## Begin The input

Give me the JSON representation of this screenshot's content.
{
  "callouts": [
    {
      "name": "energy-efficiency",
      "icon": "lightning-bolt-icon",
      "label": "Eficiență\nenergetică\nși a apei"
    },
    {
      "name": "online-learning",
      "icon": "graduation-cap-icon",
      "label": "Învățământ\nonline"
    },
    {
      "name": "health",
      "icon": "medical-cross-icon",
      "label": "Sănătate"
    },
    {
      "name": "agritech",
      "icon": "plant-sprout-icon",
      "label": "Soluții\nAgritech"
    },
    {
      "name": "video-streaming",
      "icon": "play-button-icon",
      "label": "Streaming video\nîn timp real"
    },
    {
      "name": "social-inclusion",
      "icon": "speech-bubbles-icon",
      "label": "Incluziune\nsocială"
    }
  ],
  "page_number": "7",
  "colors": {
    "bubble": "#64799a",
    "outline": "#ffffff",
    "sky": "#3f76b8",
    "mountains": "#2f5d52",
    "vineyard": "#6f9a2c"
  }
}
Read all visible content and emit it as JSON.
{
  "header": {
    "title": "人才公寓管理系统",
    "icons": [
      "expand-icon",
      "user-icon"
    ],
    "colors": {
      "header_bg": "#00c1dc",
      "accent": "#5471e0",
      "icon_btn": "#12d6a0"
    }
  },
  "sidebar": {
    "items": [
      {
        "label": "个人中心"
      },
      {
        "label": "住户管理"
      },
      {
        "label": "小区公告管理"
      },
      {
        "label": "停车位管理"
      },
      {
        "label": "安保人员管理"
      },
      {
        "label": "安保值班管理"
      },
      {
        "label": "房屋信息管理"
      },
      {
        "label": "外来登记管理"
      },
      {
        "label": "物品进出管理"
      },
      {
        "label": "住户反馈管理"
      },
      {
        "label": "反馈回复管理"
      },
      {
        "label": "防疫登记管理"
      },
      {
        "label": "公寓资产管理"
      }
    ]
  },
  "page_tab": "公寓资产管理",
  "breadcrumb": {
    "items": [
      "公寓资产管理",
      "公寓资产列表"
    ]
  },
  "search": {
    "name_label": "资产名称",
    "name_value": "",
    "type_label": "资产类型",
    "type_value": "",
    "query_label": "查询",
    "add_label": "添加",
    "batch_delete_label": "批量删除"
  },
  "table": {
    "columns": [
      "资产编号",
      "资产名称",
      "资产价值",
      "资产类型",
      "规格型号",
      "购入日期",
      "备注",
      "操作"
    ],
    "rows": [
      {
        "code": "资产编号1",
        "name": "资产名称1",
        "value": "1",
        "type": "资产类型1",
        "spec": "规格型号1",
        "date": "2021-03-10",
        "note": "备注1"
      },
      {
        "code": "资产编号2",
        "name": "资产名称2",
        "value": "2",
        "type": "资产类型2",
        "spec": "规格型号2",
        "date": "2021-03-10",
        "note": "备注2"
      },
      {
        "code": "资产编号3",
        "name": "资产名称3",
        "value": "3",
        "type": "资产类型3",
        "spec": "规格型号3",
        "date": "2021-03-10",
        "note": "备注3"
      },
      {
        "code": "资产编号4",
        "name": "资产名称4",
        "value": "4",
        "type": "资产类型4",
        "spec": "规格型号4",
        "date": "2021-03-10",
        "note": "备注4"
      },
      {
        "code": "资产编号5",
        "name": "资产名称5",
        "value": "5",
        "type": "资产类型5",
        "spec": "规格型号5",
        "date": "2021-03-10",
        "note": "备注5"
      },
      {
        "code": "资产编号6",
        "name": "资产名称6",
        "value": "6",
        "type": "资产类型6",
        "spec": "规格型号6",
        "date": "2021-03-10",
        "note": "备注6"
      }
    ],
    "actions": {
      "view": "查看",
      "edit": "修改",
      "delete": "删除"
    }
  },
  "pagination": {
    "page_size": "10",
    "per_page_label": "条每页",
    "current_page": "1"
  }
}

## End The input

### What you need to do
Search the listing for the word "JSON". Copy every line in which it occurs.

### Answer below
Give me the JSON representation of this screenshot's content.
Read all visible content and emit it as JSON.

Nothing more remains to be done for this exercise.